YOUR GOAL:
Tally the lines containing "this" and report the number alone.

INPUT MATERIAL:
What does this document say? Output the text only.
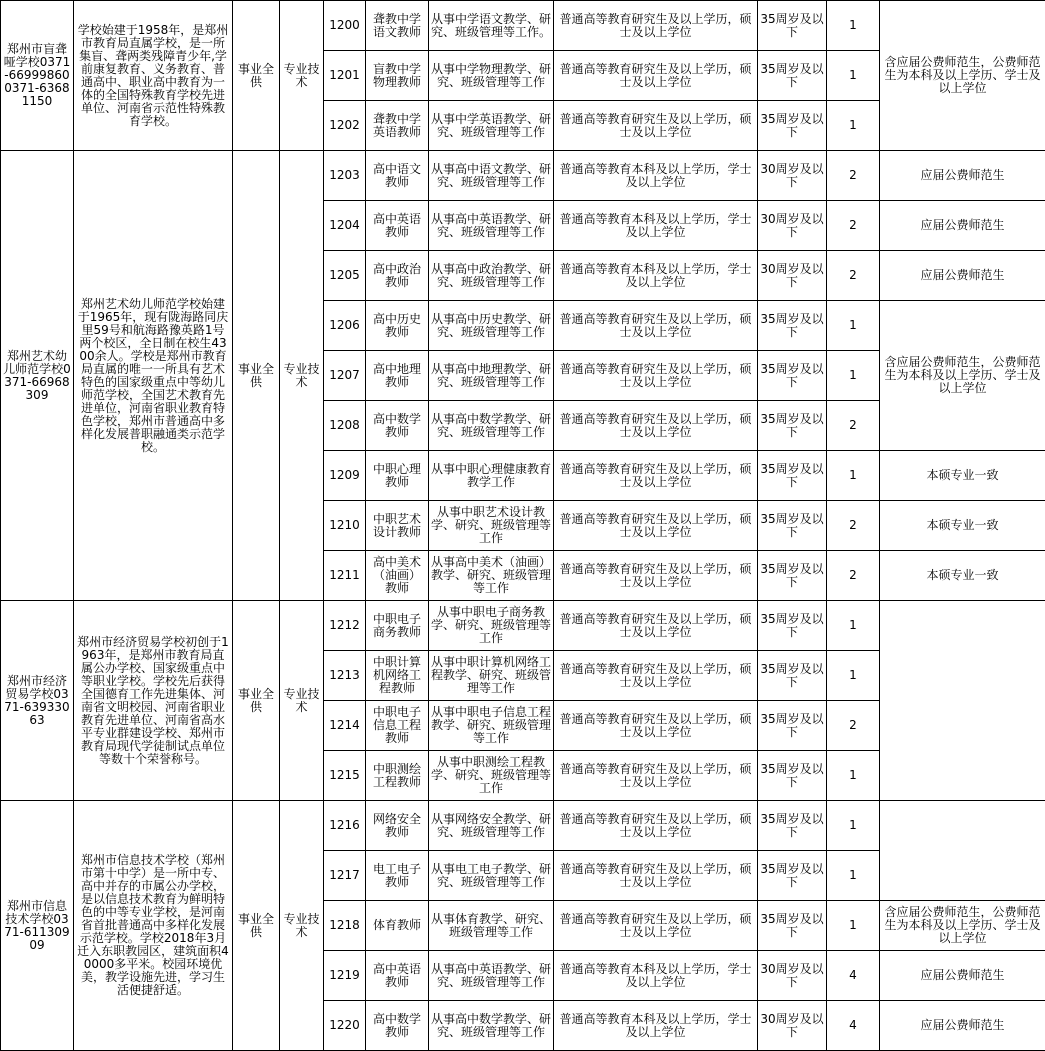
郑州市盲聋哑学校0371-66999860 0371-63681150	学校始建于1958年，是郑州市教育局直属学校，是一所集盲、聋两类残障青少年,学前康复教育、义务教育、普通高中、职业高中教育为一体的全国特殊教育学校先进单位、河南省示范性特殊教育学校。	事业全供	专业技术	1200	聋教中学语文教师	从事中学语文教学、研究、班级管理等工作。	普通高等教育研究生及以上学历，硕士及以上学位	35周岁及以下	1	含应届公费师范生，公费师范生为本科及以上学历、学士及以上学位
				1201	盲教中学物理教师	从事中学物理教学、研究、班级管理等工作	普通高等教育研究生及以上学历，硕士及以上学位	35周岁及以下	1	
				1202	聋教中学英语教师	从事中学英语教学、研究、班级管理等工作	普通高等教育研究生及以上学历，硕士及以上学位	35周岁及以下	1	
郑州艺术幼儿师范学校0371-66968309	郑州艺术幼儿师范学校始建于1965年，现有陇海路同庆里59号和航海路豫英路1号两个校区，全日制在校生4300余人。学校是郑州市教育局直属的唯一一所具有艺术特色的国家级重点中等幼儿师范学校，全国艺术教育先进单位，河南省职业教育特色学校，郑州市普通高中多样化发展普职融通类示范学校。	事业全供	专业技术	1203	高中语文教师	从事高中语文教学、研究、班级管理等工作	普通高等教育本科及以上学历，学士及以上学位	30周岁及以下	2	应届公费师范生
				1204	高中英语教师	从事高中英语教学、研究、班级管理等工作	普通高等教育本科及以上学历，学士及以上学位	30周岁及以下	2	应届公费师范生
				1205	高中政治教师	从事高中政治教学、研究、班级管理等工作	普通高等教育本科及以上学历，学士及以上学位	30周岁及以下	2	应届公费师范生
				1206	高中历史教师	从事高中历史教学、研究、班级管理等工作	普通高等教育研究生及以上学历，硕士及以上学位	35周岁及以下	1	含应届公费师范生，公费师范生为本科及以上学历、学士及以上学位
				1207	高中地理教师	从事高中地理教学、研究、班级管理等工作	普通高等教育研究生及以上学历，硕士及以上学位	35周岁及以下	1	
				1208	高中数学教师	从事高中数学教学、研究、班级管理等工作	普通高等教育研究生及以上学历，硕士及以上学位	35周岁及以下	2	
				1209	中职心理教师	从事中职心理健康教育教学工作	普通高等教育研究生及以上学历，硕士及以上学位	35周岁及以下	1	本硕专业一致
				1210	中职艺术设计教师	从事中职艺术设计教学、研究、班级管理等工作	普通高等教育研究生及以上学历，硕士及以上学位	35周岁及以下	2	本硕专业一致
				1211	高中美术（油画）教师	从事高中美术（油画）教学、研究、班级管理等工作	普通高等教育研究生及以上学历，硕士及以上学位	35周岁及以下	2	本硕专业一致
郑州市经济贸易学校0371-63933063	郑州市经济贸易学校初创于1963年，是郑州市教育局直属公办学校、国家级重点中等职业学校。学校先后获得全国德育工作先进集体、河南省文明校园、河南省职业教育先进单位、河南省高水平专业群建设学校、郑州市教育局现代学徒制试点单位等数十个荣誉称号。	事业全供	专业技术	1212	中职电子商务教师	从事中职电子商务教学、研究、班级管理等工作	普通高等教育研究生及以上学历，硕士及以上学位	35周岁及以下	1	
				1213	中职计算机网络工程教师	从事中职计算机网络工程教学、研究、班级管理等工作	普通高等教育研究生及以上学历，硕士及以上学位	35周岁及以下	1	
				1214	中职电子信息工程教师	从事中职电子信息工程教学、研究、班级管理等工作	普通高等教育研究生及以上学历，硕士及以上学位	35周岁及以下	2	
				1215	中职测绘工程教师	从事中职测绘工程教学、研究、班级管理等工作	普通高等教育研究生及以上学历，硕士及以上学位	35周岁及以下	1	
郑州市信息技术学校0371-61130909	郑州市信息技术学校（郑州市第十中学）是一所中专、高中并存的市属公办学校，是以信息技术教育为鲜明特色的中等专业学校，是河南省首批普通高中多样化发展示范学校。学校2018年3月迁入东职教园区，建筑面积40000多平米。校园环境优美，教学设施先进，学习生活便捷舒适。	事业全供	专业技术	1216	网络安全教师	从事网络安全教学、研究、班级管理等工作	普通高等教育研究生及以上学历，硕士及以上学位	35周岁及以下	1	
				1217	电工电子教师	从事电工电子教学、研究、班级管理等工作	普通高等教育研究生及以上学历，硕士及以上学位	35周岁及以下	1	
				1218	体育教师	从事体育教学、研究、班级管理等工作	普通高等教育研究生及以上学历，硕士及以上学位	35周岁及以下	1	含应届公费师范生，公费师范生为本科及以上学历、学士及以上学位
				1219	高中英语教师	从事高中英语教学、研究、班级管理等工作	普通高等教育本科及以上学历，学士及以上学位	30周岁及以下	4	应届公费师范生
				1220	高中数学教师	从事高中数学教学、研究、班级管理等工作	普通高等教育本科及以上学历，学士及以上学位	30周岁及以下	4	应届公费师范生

...

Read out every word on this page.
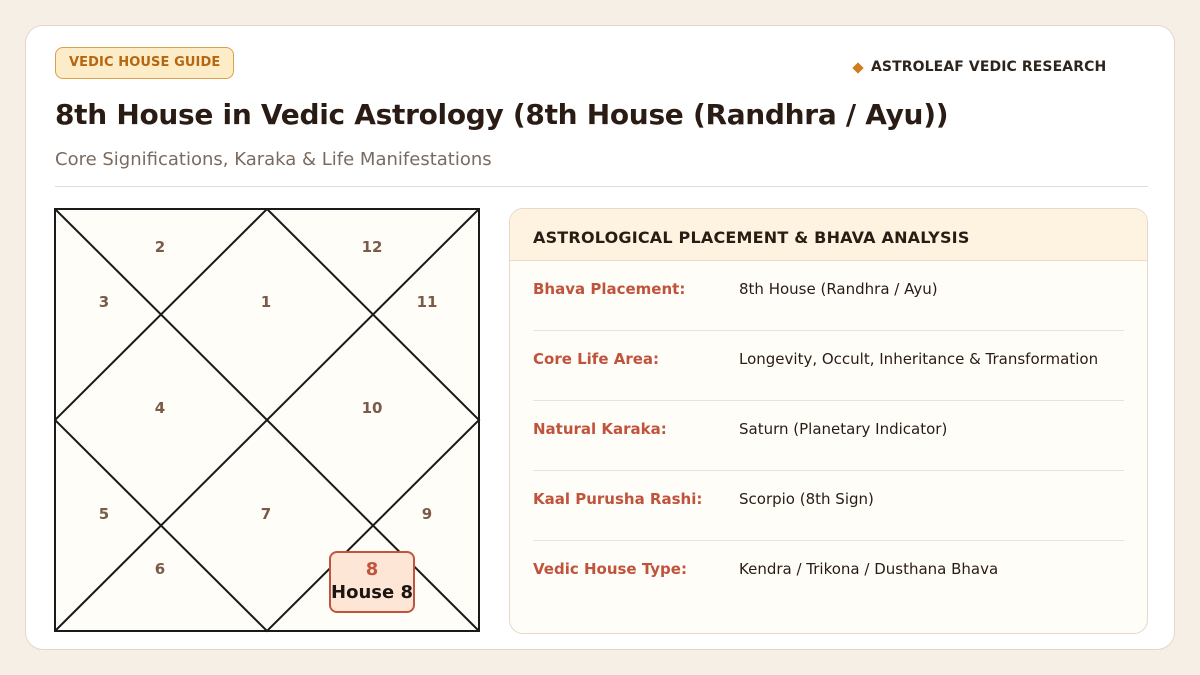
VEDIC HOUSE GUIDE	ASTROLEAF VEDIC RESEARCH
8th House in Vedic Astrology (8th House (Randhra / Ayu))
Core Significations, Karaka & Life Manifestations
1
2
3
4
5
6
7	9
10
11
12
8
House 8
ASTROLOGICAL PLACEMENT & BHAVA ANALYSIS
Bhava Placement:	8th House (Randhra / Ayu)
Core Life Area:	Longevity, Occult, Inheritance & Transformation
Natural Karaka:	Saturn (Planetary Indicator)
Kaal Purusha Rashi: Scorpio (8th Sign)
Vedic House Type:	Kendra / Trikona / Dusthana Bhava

COMPLETED TASK:
2